*What the task requires*: Among the entries, which lines carry the string "Increase"? Copy each of them.

*Dataset records*:
_ _ _ _ _
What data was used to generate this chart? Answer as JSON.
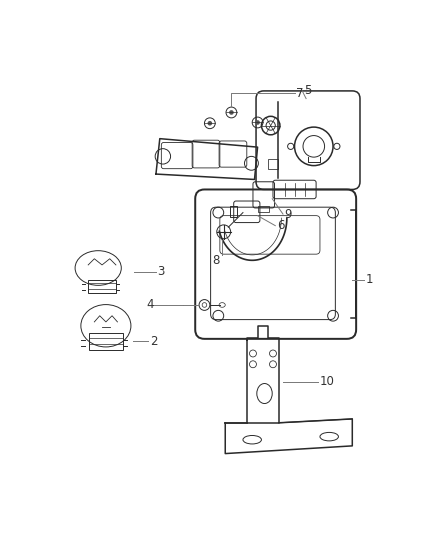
{
  "bg_color": "#ffffff",
  "line_color": "#2a2a2a",
  "leader_color": "#777777",
  "figsize": [
    4.38,
    5.33
  ],
  "dpi": 100,
  "lw": 1.1,
  "lw_thin": 0.7
}
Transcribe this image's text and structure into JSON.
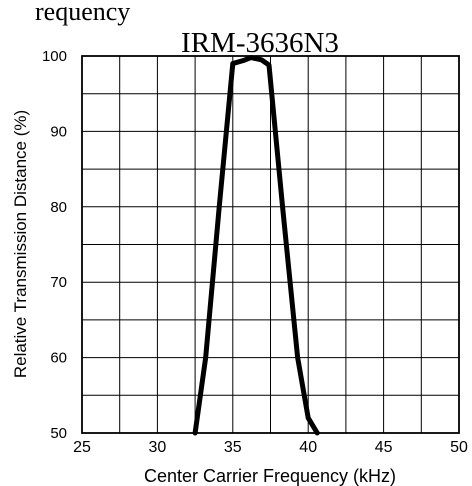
{
  "top_caption": "requency",
  "chart_data": {
    "type": "line",
    "title": "IRM-3636N3",
    "xlabel": "Center Carrier Frequency  (kHz)",
    "ylabel": "Relative Transmission Distance (%)",
    "xlim": [
      25,
      50
    ],
    "ylim": [
      50,
      100
    ],
    "x_ticks": [
      25,
      30,
      35,
      40,
      45,
      50
    ],
    "y_ticks": [
      50,
      60,
      70,
      80,
      90,
      100
    ],
    "x_tick_labels": [
      "25",
      "30",
      "35",
      "40",
      "45",
      "50"
    ],
    "y_tick_labels": [
      "50",
      "60",
      "70",
      "80",
      "90",
      "100"
    ],
    "grid": true,
    "line_color": "#000000",
    "series": [
      {
        "x": [
          32.5,
          33.2,
          34.1,
          35.0,
          35.7,
          36.2,
          36.9,
          37.4,
          38.3,
          39.3,
          40.0,
          40.6
        ],
        "y": [
          50,
          60,
          80,
          99,
          99.4,
          99.8,
          99.5,
          98.8,
          80,
          60,
          52,
          50
        ]
      }
    ]
  }
}
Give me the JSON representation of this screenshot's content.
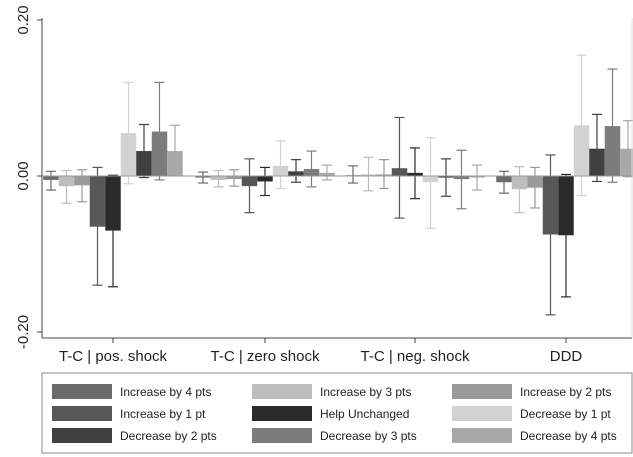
{
  "chart_data": {
    "type": "bar",
    "title": "",
    "xlabel": "",
    "ylabel": "",
    "ylim": [
      -0.22,
      0.22
    ],
    "yticks": [
      -0.2,
      0.0,
      0.2
    ],
    "ytick_labels": [
      "-0.20",
      "0.00",
      "0.20"
    ],
    "grid": false,
    "legend_position": "bottom",
    "error_bars": true,
    "categories": [
      "T-C | pos. shock",
      "T-C | zero shock",
      "T-C | neg. shock",
      "DDD"
    ],
    "series": [
      {
        "name": "Increase by 4 pts",
        "color": "#6b6b6b",
        "values": [
          -0.005,
          -0.002,
          0.001,
          -0.008
        ],
        "ci_low": [
          -0.018,
          -0.009,
          -0.009,
          -0.022
        ],
        "ci_high": [
          0.006,
          0.005,
          0.013,
          0.006
        ]
      },
      {
        "name": "Increase by 3 pts",
        "color": "#bdbdbd",
        "values": [
          -0.013,
          -0.005,
          0.002,
          -0.017
        ],
        "ci_low": [
          -0.035,
          -0.014,
          -0.019,
          -0.047
        ],
        "ci_high": [
          0.007,
          0.007,
          0.024,
          0.012
        ]
      },
      {
        "name": "Increase by 2 pts",
        "color": "#9a9a9a",
        "values": [
          -0.012,
          -0.004,
          0.002,
          -0.015
        ],
        "ci_low": [
          -0.033,
          -0.013,
          -0.016,
          -0.041
        ],
        "ci_high": [
          0.008,
          0.008,
          0.021,
          0.011
        ]
      },
      {
        "name": "Increase by 1 pt",
        "color": "#575757",
        "values": [
          -0.065,
          -0.013,
          0.01,
          -0.075
        ],
        "ci_low": [
          -0.14,
          -0.047,
          -0.054,
          -0.178
        ],
        "ci_high": [
          0.011,
          0.022,
          0.075,
          0.027
        ]
      },
      {
        "name": "Help Unchanged",
        "color": "#2b2b2b",
        "values": [
          -0.07,
          -0.007,
          0.004,
          -0.076
        ],
        "ci_low": [
          -0.142,
          -0.025,
          -0.029,
          -0.155
        ],
        "ci_high": [
          0.001,
          0.011,
          0.036,
          0.002
        ]
      },
      {
        "name": "Decrease by 1 pt",
        "color": "#d2d2d2",
        "values": [
          0.055,
          0.013,
          -0.008,
          0.065
        ],
        "ci_low": [
          -0.01,
          -0.016,
          -0.067,
          -0.025
        ],
        "ci_high": [
          0.12,
          0.045,
          0.049,
          0.155
        ]
      },
      {
        "name": "Decrease by 2 pts",
        "color": "#404040",
        "values": [
          0.032,
          0.006,
          -0.002,
          0.035
        ],
        "ci_low": [
          -0.002,
          -0.008,
          -0.026,
          -0.007
        ],
        "ci_high": [
          0.066,
          0.021,
          0.022,
          0.079
        ]
      },
      {
        "name": "Decrease by 3 pts",
        "color": "#7c7c7c",
        "values": [
          0.057,
          0.009,
          -0.004,
          0.064
        ],
        "ci_low": [
          -0.005,
          -0.014,
          -0.042,
          -0.008
        ],
        "ci_high": [
          0.12,
          0.032,
          0.033,
          0.137
        ]
      },
      {
        "name": "Decrease by 4 pts",
        "color": "#a8a8a8",
        "values": [
          0.032,
          0.004,
          -0.002,
          0.035
        ],
        "ci_low": [
          0.0,
          -0.005,
          -0.018,
          -0.001
        ],
        "ci_high": [
          0.065,
          0.014,
          0.014,
          0.071
        ]
      }
    ],
    "legend_order": [
      "Increase by 4 pts",
      "Increase by 3 pts",
      "Increase by 2 pts",
      "Increase by 1 pt",
      "Help Unchanged",
      "Decrease by 1 pt",
      "Decrease by 2 pts",
      "Decrease by 3 pts",
      "Decrease by 4 pts"
    ]
  }
}
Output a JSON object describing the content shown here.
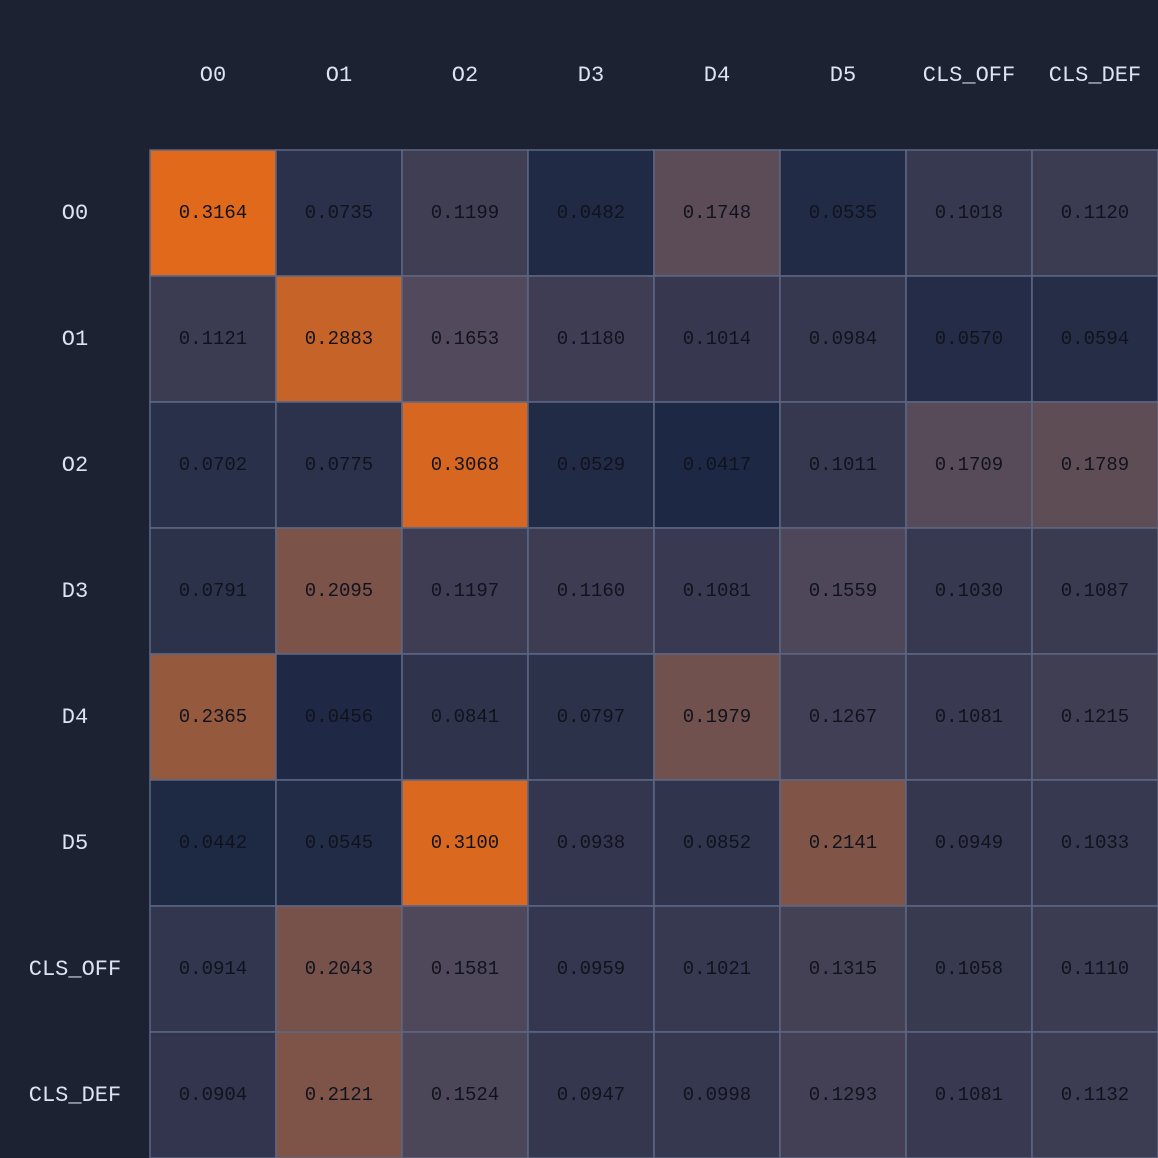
{
  "chart_data": {
    "type": "heatmap",
    "x_labels": [
      "O0",
      "O1",
      "O2",
      "D3",
      "D4",
      "D5",
      "CLS_OFF",
      "CLS_DEF"
    ],
    "y_labels": [
      "O0",
      "O1",
      "O2",
      "D3",
      "D4",
      "D5",
      "CLS_OFF",
      "CLS_DEF"
    ],
    "values": [
      [
        0.3164,
        0.0735,
        0.1199,
        0.0482,
        0.1748,
        0.0535,
        0.1018,
        0.112
      ],
      [
        0.1121,
        0.2883,
        0.1653,
        0.118,
        0.1014,
        0.0984,
        0.057,
        0.0594
      ],
      [
        0.0702,
        0.0775,
        0.3068,
        0.0529,
        0.0417,
        0.1011,
        0.1709,
        0.1789
      ],
      [
        0.0791,
        0.2095,
        0.1197,
        0.116,
        0.1081,
        0.1559,
        0.103,
        0.1087
      ],
      [
        0.2365,
        0.0456,
        0.0841,
        0.0797,
        0.1979,
        0.1267,
        0.1081,
        0.1215
      ],
      [
        0.0442,
        0.0545,
        0.31,
        0.0938,
        0.0852,
        0.2141,
        0.0949,
        0.1033
      ],
      [
        0.0914,
        0.2043,
        0.1581,
        0.0959,
        0.1021,
        0.1315,
        0.1058,
        0.111
      ],
      [
        0.0904,
        0.2121,
        0.1524,
        0.0947,
        0.0998,
        0.1293,
        0.1081,
        0.1132
      ]
    ],
    "value_labels": [
      [
        "0.3164",
        "0.0735",
        "0.1199",
        "0.0482",
        "0.1748",
        "0.0535",
        "0.1018",
        "0.1120"
      ],
      [
        "0.1121",
        "0.2883",
        "0.1653",
        "0.1180",
        "0.1014",
        "0.0984",
        "0.0570",
        "0.0594"
      ],
      [
        "0.0702",
        "0.0775",
        "0.3068",
        "0.0529",
        "0.0417",
        "0.1011",
        "0.1709",
        "0.1789"
      ],
      [
        "0.0791",
        "0.2095",
        "0.1197",
        "0.1160",
        "0.1081",
        "0.1559",
        "0.1030",
        "0.1087"
      ],
      [
        "0.2365",
        "0.0456",
        "0.0841",
        "0.0797",
        "0.1979",
        "0.1267",
        "0.1081",
        "0.1215"
      ],
      [
        "0.0442",
        "0.0545",
        "0.3100",
        "0.0938",
        "0.0852",
        "0.2141",
        "0.0949",
        "0.1033"
      ],
      [
        "0.0914",
        "0.2043",
        "0.1581",
        "0.0959",
        "0.1021",
        "0.1315",
        "0.1058",
        "0.1110"
      ],
      [
        "0.0904",
        "0.2121",
        "0.1524",
        "0.0947",
        "0.0998",
        "0.1293",
        "0.1081",
        "0.1132"
      ]
    ],
    "color_scale": {
      "low": "#1d2844",
      "high": "#e0691c",
      "background": "#1d2233",
      "grid_line": "#5d6784"
    },
    "label_color": "#dde3f2",
    "value_text_color": "#10131d",
    "title": "",
    "xlabel": "",
    "ylabel": "",
    "legend": false,
    "grid": true
  }
}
_ _ _ _ _
*Exercise answer*:
        "name": "Increase by 4 pts",
        "name": "Increase by 3 pts",
        "name": "Increase by 2 pts",
        "name": "Increase by 1 pt",
      "Increase by 4 pts",
      "Increase by 3 pts",
      "Increase by 2 pts",
      "Increase by 1 pt",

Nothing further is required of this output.